■ Goal ■
List each line of the data that holds the string "structured", please.

■ Input for this task ■
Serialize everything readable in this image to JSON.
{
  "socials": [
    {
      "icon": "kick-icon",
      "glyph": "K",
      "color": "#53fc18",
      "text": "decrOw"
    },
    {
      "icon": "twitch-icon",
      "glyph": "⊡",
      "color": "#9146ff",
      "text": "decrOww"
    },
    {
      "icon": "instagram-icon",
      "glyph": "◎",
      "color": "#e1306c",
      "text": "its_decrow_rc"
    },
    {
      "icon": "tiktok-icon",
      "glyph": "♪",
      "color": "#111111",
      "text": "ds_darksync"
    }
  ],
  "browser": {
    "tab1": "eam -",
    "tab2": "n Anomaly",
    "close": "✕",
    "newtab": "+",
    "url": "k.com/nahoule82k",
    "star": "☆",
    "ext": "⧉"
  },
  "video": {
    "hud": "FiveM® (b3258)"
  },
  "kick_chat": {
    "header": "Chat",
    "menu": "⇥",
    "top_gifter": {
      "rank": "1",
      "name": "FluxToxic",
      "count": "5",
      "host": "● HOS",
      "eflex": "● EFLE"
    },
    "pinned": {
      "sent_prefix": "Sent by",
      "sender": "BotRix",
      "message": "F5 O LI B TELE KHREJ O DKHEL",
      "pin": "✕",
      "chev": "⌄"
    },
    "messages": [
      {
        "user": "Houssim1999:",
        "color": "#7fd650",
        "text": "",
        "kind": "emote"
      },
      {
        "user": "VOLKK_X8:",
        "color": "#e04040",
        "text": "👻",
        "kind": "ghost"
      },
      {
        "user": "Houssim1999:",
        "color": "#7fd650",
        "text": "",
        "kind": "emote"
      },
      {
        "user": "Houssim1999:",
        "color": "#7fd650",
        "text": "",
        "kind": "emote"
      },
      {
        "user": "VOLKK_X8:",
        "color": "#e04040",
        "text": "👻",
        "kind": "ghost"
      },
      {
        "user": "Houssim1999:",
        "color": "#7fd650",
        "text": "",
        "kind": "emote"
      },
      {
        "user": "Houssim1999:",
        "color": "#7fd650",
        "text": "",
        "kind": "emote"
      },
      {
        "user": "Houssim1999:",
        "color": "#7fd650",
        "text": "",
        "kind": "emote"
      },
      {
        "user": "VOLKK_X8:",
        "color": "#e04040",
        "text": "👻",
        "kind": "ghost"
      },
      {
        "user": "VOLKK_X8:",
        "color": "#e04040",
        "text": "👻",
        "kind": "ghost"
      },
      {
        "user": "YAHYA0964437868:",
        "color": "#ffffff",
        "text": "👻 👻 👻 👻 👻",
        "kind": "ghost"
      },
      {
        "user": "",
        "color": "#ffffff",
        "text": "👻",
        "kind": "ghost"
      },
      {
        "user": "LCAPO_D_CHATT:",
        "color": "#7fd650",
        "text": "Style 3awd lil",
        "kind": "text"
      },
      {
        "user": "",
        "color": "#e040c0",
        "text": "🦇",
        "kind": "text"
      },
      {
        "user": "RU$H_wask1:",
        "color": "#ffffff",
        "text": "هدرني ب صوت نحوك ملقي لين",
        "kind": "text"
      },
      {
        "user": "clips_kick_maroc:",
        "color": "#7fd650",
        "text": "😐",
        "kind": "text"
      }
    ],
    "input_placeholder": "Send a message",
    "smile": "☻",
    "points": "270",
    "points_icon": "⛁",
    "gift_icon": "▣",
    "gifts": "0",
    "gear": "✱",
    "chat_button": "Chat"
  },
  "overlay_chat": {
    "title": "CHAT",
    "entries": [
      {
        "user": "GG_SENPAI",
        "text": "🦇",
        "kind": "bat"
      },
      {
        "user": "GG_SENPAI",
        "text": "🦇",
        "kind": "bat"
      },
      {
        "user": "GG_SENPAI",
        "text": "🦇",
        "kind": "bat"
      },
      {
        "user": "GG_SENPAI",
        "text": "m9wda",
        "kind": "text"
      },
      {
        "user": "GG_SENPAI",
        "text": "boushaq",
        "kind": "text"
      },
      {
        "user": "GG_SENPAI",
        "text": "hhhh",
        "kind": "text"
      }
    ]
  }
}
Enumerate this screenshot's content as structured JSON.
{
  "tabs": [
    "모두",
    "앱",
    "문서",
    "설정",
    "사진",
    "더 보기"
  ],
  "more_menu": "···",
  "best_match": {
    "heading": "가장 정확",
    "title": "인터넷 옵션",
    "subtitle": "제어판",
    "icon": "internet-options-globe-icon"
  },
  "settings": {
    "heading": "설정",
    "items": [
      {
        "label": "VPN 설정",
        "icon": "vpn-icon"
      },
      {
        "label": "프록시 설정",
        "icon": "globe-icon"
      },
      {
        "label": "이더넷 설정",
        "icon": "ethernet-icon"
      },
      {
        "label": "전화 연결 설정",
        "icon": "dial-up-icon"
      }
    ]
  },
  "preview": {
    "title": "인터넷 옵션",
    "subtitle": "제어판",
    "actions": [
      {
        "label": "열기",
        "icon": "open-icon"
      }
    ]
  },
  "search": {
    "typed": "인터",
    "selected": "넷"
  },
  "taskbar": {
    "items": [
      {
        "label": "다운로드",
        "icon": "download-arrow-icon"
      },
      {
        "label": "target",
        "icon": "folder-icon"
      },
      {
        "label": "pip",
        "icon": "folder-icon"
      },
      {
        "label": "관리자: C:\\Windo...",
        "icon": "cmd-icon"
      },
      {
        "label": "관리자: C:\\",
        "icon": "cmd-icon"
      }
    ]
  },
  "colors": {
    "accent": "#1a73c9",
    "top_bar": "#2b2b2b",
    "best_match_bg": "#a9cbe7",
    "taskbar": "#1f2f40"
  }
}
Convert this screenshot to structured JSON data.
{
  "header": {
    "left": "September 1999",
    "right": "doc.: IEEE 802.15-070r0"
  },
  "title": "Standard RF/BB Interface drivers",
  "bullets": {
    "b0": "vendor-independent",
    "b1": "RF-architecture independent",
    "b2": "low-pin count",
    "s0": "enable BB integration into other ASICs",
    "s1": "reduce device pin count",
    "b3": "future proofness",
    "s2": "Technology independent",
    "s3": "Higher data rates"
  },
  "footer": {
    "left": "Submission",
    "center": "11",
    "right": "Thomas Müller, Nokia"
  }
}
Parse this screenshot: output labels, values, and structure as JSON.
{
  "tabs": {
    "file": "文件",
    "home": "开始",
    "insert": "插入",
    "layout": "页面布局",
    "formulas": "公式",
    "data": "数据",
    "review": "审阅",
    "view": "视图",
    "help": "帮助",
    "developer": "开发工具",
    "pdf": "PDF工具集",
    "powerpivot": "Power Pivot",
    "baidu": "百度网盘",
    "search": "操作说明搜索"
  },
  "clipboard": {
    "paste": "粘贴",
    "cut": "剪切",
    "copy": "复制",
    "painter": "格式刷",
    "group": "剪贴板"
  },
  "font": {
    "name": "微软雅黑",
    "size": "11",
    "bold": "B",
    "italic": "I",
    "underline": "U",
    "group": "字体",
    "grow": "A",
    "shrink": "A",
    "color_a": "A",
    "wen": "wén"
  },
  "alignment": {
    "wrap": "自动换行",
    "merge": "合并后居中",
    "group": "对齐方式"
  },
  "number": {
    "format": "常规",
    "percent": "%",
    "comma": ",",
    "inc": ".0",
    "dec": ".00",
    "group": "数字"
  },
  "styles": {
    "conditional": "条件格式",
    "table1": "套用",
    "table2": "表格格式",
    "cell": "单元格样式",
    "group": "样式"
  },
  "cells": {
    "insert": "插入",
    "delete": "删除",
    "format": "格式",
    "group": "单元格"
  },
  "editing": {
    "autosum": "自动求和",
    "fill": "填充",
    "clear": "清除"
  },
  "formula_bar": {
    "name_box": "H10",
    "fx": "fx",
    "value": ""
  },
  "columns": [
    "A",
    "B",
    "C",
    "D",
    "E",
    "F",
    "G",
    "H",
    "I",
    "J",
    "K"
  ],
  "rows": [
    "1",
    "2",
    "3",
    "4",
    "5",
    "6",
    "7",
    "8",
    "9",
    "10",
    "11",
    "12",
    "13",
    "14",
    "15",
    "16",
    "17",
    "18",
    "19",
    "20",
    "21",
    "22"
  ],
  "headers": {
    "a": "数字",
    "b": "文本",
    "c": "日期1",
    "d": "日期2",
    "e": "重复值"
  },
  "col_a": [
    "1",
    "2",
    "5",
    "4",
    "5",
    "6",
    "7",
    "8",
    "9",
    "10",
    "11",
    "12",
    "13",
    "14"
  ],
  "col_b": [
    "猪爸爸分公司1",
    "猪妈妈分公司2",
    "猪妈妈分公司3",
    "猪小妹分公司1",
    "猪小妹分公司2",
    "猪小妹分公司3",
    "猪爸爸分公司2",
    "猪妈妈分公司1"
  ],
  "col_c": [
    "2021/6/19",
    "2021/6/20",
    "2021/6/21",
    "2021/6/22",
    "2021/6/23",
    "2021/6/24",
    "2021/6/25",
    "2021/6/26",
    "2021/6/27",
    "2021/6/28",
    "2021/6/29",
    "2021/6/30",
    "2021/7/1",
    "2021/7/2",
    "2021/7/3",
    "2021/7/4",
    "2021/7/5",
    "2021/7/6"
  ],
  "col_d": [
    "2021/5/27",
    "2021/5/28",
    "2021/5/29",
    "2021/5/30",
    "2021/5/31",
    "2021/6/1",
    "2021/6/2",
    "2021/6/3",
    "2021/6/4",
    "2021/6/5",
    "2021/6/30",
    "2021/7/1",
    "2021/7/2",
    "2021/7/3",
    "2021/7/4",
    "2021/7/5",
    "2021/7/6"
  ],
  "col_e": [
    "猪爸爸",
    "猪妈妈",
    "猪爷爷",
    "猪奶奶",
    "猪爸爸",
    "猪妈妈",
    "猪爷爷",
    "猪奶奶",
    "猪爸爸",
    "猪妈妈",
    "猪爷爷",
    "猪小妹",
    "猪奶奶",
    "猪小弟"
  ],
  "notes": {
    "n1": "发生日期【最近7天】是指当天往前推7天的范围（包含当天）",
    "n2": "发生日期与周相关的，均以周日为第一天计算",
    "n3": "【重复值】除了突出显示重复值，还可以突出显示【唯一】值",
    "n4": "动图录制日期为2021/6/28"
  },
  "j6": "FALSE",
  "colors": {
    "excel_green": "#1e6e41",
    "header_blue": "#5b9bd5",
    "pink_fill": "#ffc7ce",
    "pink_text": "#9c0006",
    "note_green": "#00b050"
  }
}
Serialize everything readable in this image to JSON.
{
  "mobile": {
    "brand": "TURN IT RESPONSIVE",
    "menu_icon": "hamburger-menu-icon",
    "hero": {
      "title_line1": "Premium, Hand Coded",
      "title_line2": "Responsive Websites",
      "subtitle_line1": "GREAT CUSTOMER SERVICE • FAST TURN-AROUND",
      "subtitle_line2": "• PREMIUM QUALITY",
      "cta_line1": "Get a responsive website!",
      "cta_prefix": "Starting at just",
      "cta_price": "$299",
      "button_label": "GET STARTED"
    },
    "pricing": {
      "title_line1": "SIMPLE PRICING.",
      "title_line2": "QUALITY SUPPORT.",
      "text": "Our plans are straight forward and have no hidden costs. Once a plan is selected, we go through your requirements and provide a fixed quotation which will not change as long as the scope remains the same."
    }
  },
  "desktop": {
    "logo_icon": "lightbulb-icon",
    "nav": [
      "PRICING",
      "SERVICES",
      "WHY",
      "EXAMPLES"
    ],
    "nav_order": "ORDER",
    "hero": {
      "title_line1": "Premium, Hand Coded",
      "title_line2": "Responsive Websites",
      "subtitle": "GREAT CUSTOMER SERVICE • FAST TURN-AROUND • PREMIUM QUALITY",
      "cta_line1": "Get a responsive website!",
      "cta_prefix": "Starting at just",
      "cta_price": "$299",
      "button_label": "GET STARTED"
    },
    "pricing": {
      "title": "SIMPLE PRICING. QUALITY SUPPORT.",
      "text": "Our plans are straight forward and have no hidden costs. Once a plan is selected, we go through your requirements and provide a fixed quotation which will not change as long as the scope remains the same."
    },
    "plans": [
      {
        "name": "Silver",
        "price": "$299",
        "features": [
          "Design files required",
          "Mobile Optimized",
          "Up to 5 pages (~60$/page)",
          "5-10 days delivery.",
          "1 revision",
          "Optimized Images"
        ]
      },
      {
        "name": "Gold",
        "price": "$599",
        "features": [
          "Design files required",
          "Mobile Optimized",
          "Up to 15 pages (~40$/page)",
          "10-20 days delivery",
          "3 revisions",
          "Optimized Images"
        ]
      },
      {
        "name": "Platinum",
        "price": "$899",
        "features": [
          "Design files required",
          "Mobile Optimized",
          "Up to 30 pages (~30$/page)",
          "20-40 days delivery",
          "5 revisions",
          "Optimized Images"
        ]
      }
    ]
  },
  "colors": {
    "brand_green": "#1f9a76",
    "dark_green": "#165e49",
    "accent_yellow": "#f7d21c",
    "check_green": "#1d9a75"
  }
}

■ Correct response ■
Enumerate this screenshot's content as structured JSON.
Convert this screenshot to structured JSON data.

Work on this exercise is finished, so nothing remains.